**WRITTEN INSTRUCTION:** Repeat the listing word for word. No pictures belong in the copy.
Start of DATASET EXTRACT
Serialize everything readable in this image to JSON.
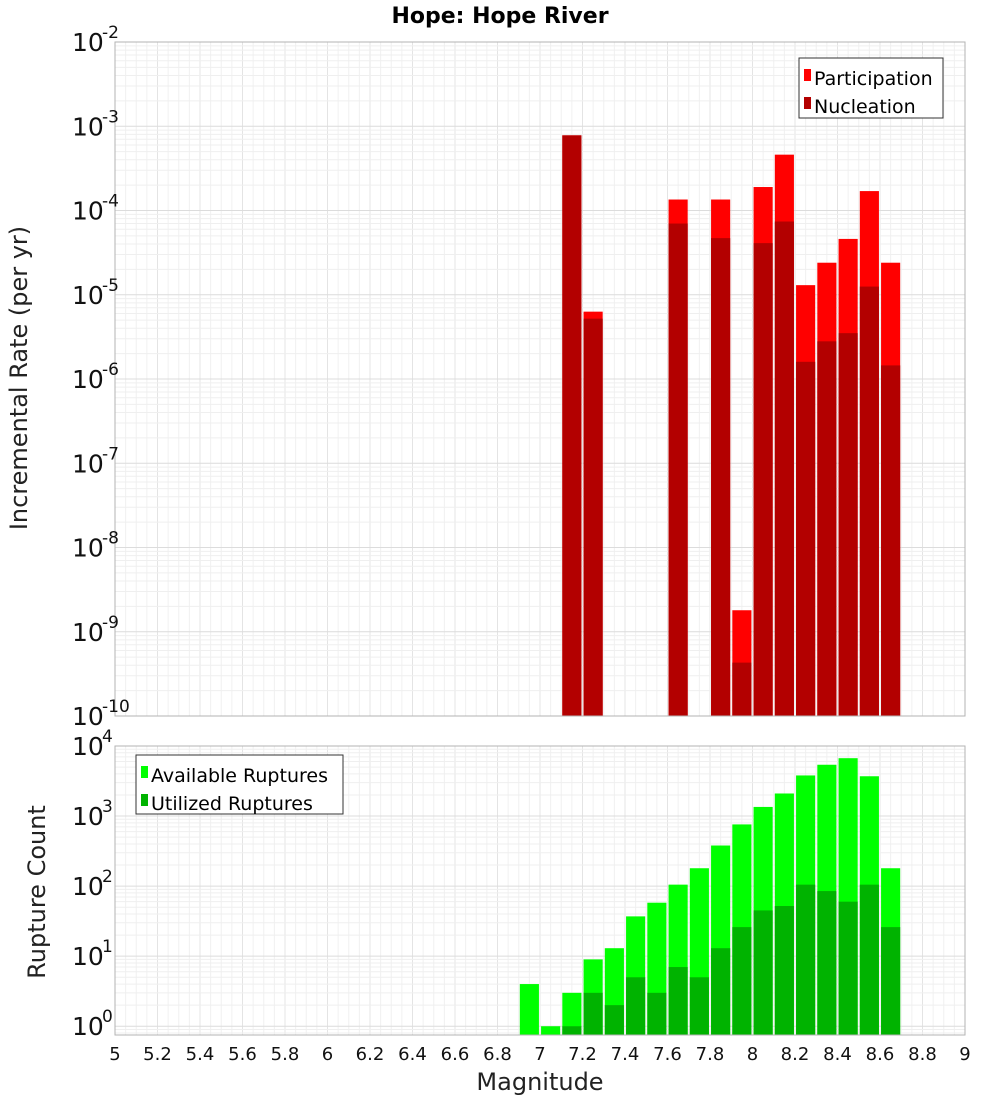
{
  "chart_data": [
    {
      "type": "bar",
      "title": "Hope: Hope River",
      "xlabel": "",
      "ylabel": "Incremental Rate (per yr)",
      "yscale": "log",
      "xlim": [
        5,
        9
      ],
      "ylim": [
        1e-10,
        0.01
      ],
      "y_tick_exponents": [
        -10,
        -9,
        -8,
        -7,
        -6,
        -5,
        -4,
        -3,
        -2
      ],
      "grid": true,
      "legend_position": "top-right",
      "bar_width": 0.09,
      "colors": {
        "Participation": "#ff0000",
        "Nucleation": "#b30000"
      },
      "x": [
        7.15,
        7.25,
        7.65,
        7.85,
        7.95,
        8.05,
        8.15,
        8.25,
        8.35,
        8.45,
        8.55,
        8.65
      ],
      "series": [
        {
          "name": "Participation",
          "values": [
            0.00078,
            6.3e-06,
            0.000135,
            0.000135,
            1.8e-09,
            0.00019,
            0.00046,
            1.3e-05,
            2.4e-05,
            4.6e-05,
            0.00017,
            2.4e-05
          ]
        },
        {
          "name": "Nucleation",
          "values": [
            0.00078,
            5.2e-06,
            7e-05,
            4.7e-05,
            4.3e-10,
            4.1e-05,
            7.4e-05,
            1.6e-06,
            2.8e-06,
            3.5e-06,
            1.25e-05,
            1.45e-06
          ]
        }
      ]
    },
    {
      "type": "bar",
      "title": "",
      "xlabel": "Magnitude",
      "ylabel": "Rupture Count",
      "yscale": "log",
      "xlim": [
        5,
        9
      ],
      "ylim": [
        0.75,
        10000
      ],
      "y_tick_exponents": [
        0,
        1,
        2,
        3,
        4
      ],
      "x_ticks": [
        "5",
        "5.2",
        "5.4",
        "5.6",
        "5.8",
        "6",
        "6.2",
        "6.4",
        "6.6",
        "6.8",
        "7",
        "7.2",
        "7.4",
        "7.6",
        "7.8",
        "8",
        "8.2",
        "8.4",
        "8.6",
        "8.8",
        "9"
      ],
      "grid": true,
      "legend_position": "top-left",
      "bar_width": 0.09,
      "colors": {
        "Available Ruptures": "#00ff00",
        "Utilized Ruptures": "#00b300"
      },
      "x": [
        6.95,
        7.05,
        7.15,
        7.25,
        7.35,
        7.45,
        7.55,
        7.65,
        7.75,
        7.85,
        7.95,
        8.05,
        8.15,
        8.25,
        8.35,
        8.45,
        8.55,
        8.65
      ],
      "series": [
        {
          "name": "Available Ruptures",
          "values": [
            4,
            1,
            3,
            9,
            13,
            37,
            58,
            105,
            180,
            380,
            760,
            1350,
            2100,
            3800,
            5400,
            6700,
            3700,
            180
          ]
        },
        {
          "name": "Utilized Ruptures",
          "values": [
            0,
            0,
            1,
            3,
            2,
            5,
            3,
            7,
            5,
            13,
            26,
            45,
            52,
            105,
            85,
            60,
            105,
            26
          ]
        }
      ]
    }
  ]
}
End of DATASET EXTRACT
**FINISHED ANSWER:**
Serialize everything readable in this image to JSON.
{
  "chart_data": [
    {
      "type": "bar",
      "title": "Hope: Hope River",
      "xlabel": "",
      "ylabel": "Incremental Rate (per yr)",
      "yscale": "log",
      "xlim": [
        5,
        9
      ],
      "ylim": [
        1e-10,
        0.01
      ],
      "y_tick_exponents": [
        -10,
        -9,
        -8,
        -7,
        -6,
        -5,
        -4,
        -3,
        -2
      ],
      "grid": true,
      "legend_position": "top-right",
      "bar_width": 0.09,
      "colors": {
        "Participation": "#ff0000",
        "Nucleation": "#b30000"
      },
      "x": [
        7.15,
        7.25,
        7.65,
        7.85,
        7.95,
        8.05,
        8.15,
        8.25,
        8.35,
        8.45,
        8.55,
        8.65
      ],
      "series": [
        {
          "name": "Participation",
          "values": [
            0.00078,
            6.3e-06,
            0.000135,
            0.000135,
            1.8e-09,
            0.00019,
            0.00046,
            1.3e-05,
            2.4e-05,
            4.6e-05,
            0.00017,
            2.4e-05
          ]
        },
        {
          "name": "Nucleation",
          "values": [
            0.00078,
            5.2e-06,
            7e-05,
            4.7e-05,
            4.3e-10,
            4.1e-05,
            7.4e-05,
            1.6e-06,
            2.8e-06,
            3.5e-06,
            1.25e-05,
            1.45e-06
          ]
        }
      ]
    },
    {
      "type": "bar",
      "title": "",
      "xlabel": "Magnitude",
      "ylabel": "Rupture Count",
      "yscale": "log",
      "xlim": [
        5,
        9
      ],
      "ylim": [
        0.75,
        10000
      ],
      "y_tick_exponents": [
        0,
        1,
        2,
        3,
        4
      ],
      "x_ticks": [
        "5",
        "5.2",
        "5.4",
        "5.6",
        "5.8",
        "6",
        "6.2",
        "6.4",
        "6.6",
        "6.8",
        "7",
        "7.2",
        "7.4",
        "7.6",
        "7.8",
        "8",
        "8.2",
        "8.4",
        "8.6",
        "8.8",
        "9"
      ],
      "grid": true,
      "legend_position": "top-left",
      "bar_width": 0.09,
      "colors": {
        "Available Ruptures": "#00ff00",
        "Utilized Ruptures": "#00b300"
      },
      "x": [
        6.95,
        7.05,
        7.15,
        7.25,
        7.35,
        7.45,
        7.55,
        7.65,
        7.75,
        7.85,
        7.95,
        8.05,
        8.15,
        8.25,
        8.35,
        8.45,
        8.55,
        8.65
      ],
      "series": [
        {
          "name": "Available Ruptures",
          "values": [
            4,
            1,
            3,
            9,
            13,
            37,
            58,
            105,
            180,
            380,
            760,
            1350,
            2100,
            3800,
            5400,
            6700,
            3700,
            180
          ]
        },
        {
          "name": "Utilized Ruptures",
          "values": [
            0,
            0,
            1,
            3,
            2,
            5,
            3,
            7,
            5,
            13,
            26,
            45,
            52,
            105,
            85,
            60,
            105,
            26
          ]
        }
      ]
    }
  ]
}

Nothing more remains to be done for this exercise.